**** The input

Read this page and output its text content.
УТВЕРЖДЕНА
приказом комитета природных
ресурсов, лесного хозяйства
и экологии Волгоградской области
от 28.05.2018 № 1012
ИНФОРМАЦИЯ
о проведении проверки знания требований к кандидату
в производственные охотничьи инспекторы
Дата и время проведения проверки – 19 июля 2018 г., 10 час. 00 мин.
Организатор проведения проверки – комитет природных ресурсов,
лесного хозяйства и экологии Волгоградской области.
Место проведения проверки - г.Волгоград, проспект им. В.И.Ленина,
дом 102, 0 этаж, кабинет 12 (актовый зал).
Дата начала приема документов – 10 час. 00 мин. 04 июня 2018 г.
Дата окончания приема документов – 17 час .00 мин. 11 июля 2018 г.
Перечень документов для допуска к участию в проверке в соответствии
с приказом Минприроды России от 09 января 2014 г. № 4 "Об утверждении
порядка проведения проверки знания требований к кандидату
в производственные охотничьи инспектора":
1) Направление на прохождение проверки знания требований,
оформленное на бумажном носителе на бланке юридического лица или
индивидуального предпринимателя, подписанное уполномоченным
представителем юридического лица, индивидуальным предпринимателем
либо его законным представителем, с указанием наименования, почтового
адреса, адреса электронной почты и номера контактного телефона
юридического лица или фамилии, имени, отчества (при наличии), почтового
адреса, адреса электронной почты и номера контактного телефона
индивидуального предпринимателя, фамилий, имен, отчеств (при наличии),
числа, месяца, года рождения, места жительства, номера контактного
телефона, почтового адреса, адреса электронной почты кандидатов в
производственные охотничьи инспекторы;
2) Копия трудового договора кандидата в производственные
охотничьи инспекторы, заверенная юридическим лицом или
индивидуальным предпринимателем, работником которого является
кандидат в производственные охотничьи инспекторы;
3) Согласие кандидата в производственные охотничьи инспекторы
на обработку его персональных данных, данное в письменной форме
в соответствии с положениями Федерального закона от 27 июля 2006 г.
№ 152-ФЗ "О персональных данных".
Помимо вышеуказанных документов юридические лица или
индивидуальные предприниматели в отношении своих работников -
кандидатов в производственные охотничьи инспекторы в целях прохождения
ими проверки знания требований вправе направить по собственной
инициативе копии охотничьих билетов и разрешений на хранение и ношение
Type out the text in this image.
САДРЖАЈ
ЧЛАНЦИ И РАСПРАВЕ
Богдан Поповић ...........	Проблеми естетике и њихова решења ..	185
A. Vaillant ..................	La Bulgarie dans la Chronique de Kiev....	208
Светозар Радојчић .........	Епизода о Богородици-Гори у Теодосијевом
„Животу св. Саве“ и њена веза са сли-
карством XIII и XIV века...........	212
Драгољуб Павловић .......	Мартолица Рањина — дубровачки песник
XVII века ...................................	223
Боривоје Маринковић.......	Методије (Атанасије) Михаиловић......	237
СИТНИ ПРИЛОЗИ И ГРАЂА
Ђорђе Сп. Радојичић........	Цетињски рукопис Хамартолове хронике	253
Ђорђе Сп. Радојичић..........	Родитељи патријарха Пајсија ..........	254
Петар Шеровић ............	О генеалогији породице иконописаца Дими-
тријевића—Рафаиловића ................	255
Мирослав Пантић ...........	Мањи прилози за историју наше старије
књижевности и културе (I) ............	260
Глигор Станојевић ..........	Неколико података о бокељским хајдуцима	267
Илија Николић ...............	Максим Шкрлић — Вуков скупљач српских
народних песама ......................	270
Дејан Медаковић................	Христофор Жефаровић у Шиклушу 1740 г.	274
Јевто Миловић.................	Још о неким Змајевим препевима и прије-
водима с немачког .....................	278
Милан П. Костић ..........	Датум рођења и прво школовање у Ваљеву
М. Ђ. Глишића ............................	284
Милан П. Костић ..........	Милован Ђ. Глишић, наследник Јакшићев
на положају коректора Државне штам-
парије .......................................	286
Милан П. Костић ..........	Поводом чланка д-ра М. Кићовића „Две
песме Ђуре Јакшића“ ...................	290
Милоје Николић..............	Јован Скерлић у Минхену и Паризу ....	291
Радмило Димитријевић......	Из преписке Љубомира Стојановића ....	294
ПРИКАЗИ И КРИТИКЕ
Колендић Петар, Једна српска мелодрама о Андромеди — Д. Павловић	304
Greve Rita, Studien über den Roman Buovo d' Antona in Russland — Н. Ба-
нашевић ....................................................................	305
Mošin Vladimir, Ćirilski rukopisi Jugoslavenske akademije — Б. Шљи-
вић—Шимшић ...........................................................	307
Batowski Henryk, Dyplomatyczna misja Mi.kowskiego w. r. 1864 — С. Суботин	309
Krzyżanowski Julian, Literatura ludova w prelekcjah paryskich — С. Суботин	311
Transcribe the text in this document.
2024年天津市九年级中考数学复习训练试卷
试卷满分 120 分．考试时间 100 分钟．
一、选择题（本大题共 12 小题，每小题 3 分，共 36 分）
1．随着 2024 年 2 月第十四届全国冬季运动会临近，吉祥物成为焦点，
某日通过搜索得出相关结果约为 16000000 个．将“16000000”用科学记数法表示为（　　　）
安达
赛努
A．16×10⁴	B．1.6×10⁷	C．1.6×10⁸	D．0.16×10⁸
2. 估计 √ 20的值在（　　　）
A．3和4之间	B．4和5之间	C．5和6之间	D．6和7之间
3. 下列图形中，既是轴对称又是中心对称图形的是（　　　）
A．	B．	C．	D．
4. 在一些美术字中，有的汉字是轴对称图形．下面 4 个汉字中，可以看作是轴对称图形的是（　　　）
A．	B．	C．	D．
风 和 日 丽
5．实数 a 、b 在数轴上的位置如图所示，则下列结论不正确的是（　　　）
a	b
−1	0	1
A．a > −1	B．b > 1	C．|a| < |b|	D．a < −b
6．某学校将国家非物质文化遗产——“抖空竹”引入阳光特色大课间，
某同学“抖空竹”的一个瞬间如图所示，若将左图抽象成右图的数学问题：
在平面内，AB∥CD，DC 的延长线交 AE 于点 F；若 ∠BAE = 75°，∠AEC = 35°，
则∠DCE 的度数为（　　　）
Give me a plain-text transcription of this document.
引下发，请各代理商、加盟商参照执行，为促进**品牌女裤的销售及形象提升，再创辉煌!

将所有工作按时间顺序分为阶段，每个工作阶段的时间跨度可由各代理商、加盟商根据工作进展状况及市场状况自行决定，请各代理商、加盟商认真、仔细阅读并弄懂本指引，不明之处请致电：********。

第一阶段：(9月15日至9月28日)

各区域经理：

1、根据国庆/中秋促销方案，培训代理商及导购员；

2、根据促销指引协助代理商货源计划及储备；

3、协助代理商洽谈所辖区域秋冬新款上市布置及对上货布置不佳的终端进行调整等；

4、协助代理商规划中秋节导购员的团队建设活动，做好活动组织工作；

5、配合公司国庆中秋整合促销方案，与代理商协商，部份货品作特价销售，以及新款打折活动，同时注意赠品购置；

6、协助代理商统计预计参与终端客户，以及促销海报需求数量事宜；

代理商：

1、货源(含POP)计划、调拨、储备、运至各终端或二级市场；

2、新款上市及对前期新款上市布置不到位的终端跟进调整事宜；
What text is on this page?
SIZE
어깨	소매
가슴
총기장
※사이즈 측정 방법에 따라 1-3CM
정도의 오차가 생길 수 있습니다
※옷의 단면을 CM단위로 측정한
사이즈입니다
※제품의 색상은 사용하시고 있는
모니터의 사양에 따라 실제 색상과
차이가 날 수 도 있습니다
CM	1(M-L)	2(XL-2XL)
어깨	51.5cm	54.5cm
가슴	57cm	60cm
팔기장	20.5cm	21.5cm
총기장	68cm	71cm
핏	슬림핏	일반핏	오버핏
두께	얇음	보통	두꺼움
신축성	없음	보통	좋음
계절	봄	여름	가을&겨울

********

Your task is to repeat the data exactly; please include every line.

Read this page and output its text content.
УТВЕРЖДЕНА
приказом комитета природных
ресурсов, лесного хозяйства
и экологии Волгоградской области
от 28.05.2018 № 1012
ИНФОРМАЦИЯ
о проведении проверки знания требований к кандидату
в производственные охотничьи инспекторы
Дата и время проведения проверки – 19 июля 2018 г., 10 час. 00 мин.
Организатор проведения проверки – комитет природных ресурсов,
лесного хозяйства и экологии Волгоградской области.
Место проведения проверки - г.Волгоград, проспект им. В.И.Ленина,
дом 102, 0 этаж, кабинет 12 (актовый зал).
Дата начала приема документов – 10 час. 00 мин. 04 июня 2018 г.
Дата окончания приема документов – 17 час .00 мин. 11 июля 2018 г.
Перечень документов для допуска к участию в проверке в соответствии
с приказом Минприроды России от 09 января 2014 г. № 4 "Об утверждении
порядка проведения проверки знания требований к кандидату
в производственные охотничьи инспектора":
1) Направление на прохождение проверки знания требований,
оформленное на бумажном носителе на бланке юридического лица или
индивидуального предпринимателя, подписанное уполномоченным
представителем юридического лица, индивидуальным предпринимателем
либо его законным представителем, с указанием наименования, почтового
адреса, адреса электронной почты и номера контактного телефона
юридического лица или фамилии, имени, отчества (при наличии), почтового
адреса, адреса электронной почты и номера контактного телефона
индивидуального предпринимателя, фамилий, имен, отчеств (при наличии),
числа, месяца, года рождения, места жительства, номера контактного
телефона, почтового адреса, адреса электронной почты кандидатов в
производственные охотничьи инспекторы;
2) Копия трудового договора кандидата в производственные
охотничьи инспекторы, заверенная юридическим лицом или
индивидуальным предпринимателем, работником которого является
кандидат в производственные охотничьи инспекторы;
3) Согласие кандидата в производственные охотничьи инспекторы
на обработку его персональных данных, данное в письменной форме
в соответствии с положениями Федерального закона от 27 июля 2006 г.
№ 152-ФЗ "О персональных данных".
Помимо вышеуказанных документов юридические лица или
индивидуальные предприниматели в отношении своих работников -
кандидатов в производственные охотничьи инспекторы в целях прохождения
ими проверки знания требований вправе направить по собственной
инициативе копии охотничьих билетов и разрешений на хранение и ношение
Type out the text in this image.
САДРЖАЈ
ЧЛАНЦИ И РАСПРАВЕ
Богдан Поповић ...........	Проблеми естетике и њихова решења ..	185
A. Vaillant ..................	La Bulgarie dans la Chronique de Kiev....	208
Светозар Радојчић .........	Епизода о Богородици-Гори у Теодосијевом
„Животу св. Саве“ и њена веза са сли-
карством XIII и XIV века...........	212
Драгољуб Павловић .......	Мартолица Рањина — дубровачки песник
XVII века ...................................	223
Боривоје Маринковић.......	Методије (Атанасије) Михаиловић......	237
СИТНИ ПРИЛОЗИ И ГРАЂА
Ђорђе Сп. Радојичић........	Цетињски рукопис Хамартолове хронике	253
Ђорђе Сп. Радојичић..........	Родитељи патријарха Пајсија ..........	254
Петар Шеровић ............	О генеалогији породице иконописаца Дими-
тријевића—Рафаиловића ................	255
Мирослав Пантић ...........	Мањи прилози за историју наше старије
књижевности и културе (I) ............	260
Глигор Станојевић ..........	Неколико података о бокељским хајдуцима	267
Илија Николић ...............	Максим Шкрлић — Вуков скупљач српских
народних песама ......................	270
Дејан Медаковић................	Христофор Жефаровић у Шиклушу 1740 г.	274
Јевто Миловић.................	Још о неким Змајевим препевима и прије-
водима с немачког .....................	278
Милан П. Костић ..........	Датум рођења и прво школовање у Ваљеву
М. Ђ. Глишића ............................	284
Милан П. Костић ..........	Милован Ђ. Глишић, наследник Јакшићев
на положају коректора Државне штам-
парије .......................................	286
Милан П. Костић ..........	Поводом чланка д-ра М. Кићовића „Две
песме Ђуре Јакшића“ ...................	290
Милоје Николић..............	Јован Скерлић у Минхену и Паризу ....	291
Радмило Димитријевић......	Из преписке Љубомира Стојановића ....	294
ПРИКАЗИ И КРИТИКЕ
Колендић Петар, Једна српска мелодрама о Андромеди — Д. Павловић	304
Greve Rita, Studien über den Roman Buovo d' Antona in Russland — Н. Ба-
нашевић ....................................................................	305
Mošin Vladimir, Ćirilski rukopisi Jugoslavenske akademije — Б. Шљи-
вић—Шимшић ...........................................................	307
Batowski Henryk, Dyplomatyczna misja Mi.kowskiego w. r. 1864 — С. Суботин	309
Krzyżanowski Julian, Literatura ludova w prelekcjah paryskich — С. Суботин	311
Transcribe the text in this document.
2024年天津市九年级中考数学复习训练试卷
试卷满分 120 分．考试时间 100 分钟．
一、选择题（本大题共 12 小题，每小题 3 分，共 36 分）
1．随着 2024 年 2 月第十四届全国冬季运动会临近，吉祥物成为焦点，
某日通过搜索得出相关结果约为 16000000 个．将“16000000”用科学记数法表示为（　　　）
安达
赛努
A．16×10⁴	B．1.6×10⁷	C．1.6×10⁸	D．0.16×10⁸
2. 估计 √ 20的值在（　　　）
A．3和4之间	B．4和5之间	C．5和6之间	D．6和7之间
3. 下列图形中，既是轴对称又是中心对称图形的是（　　　）
A．	B．	C．	D．
4. 在一些美术字中，有的汉字是轴对称图形．下面 4 个汉字中，可以看作是轴对称图形的是（　　　）
A．	B．	C．	D．
风 和 日 丽
5．实数 a 、b 在数轴上的位置如图所示，则下列结论不正确的是（　　　）
a	b
−1	0	1
A．a > −1	B．b > 1	C．|a| < |b|	D．a < −b
6．某学校将国家非物质文化遗产——“抖空竹”引入阳光特色大课间，
某同学“抖空竹”的一个瞬间如图所示，若将左图抽象成右图的数学问题：
在平面内，AB∥CD，DC 的延长线交 AE 于点 F；若 ∠BAE = 75°，∠AEC = 35°，
则∠DCE 的度数为（　　　）
Give me a plain-text transcription of this document.
引下发，请各代理商、加盟商参照执行，为促进**品牌女裤的销售及形象提升，再创辉煌!

将所有工作按时间顺序分为阶段，每个工作阶段的时间跨度可由各代理商、加盟商根据工作进展状况及市场状况自行决定，请各代理商、加盟商认真、仔细阅读并弄懂本指引，不明之处请致电：********。

第一阶段：(9月15日至9月28日)

各区域经理：

1、根据国庆/中秋促销方案，培训代理商及导购员；

2、根据促销指引协助代理商货源计划及储备；

3、协助代理商洽谈所辖区域秋冬新款上市布置及对上货布置不佳的终端进行调整等；

4、协助代理商规划中秋节导购员的团队建设活动，做好活动组织工作；

5、配合公司国庆中秋整合促销方案，与代理商协商，部份货品作特价销售，以及新款打折活动，同时注意赠品购置；

6、协助代理商统计预计参与终端客户，以及促销海报需求数量事宜；

代理商：

1、货源(含POP)计划、调拨、储备、运至各终端或二级市场；

2、新款上市及对前期新款上市布置不到位的终端跟进调整事宜；
What text is on this page?
SIZE
어깨	소매
가슴
총기장
※사이즈 측정 방법에 따라 1-3CM
정도의 오차가 생길 수 있습니다
※옷의 단면을 CM단위로 측정한
사이즈입니다
※제품의 색상은 사용하시고 있는
모니터의 사양에 따라 실제 색상과
차이가 날 수 도 있습니다
CM	1(M-L)	2(XL-2XL)
어깨	51.5cm	54.5cm
가슴	57cm	60cm
팔기장	20.5cm	21.5cm
총기장	68cm	71cm
핏	슬림핏	일반핏	오버핏
두께	얇음	보통	두꺼움
신축성	없음	보통	좋음
계절	봄	여름	가을&겨울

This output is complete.